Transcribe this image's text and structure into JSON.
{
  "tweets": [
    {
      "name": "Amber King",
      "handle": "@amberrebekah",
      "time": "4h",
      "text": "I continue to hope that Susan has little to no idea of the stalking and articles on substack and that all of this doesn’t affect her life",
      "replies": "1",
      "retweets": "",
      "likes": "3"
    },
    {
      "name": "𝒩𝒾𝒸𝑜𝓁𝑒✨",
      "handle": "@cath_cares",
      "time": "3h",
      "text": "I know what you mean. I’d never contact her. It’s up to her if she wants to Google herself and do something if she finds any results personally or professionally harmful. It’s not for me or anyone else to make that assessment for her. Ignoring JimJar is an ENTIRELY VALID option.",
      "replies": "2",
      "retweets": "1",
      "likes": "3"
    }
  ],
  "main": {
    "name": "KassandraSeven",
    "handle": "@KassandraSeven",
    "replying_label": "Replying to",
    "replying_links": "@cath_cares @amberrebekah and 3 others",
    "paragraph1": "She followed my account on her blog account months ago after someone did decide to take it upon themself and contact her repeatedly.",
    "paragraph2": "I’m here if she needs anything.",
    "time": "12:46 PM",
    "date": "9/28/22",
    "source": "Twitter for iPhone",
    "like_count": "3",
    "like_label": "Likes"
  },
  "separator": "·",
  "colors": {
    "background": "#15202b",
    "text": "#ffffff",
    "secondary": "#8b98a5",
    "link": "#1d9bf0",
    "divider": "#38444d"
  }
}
::::::::::
## Work to complete
Copy out the lines that hold "handle".

## Answer for this exercise
      "handle": "@amberrebekah",
      "handle": "@cath_cares",
    "handle": "@KassandraSeven",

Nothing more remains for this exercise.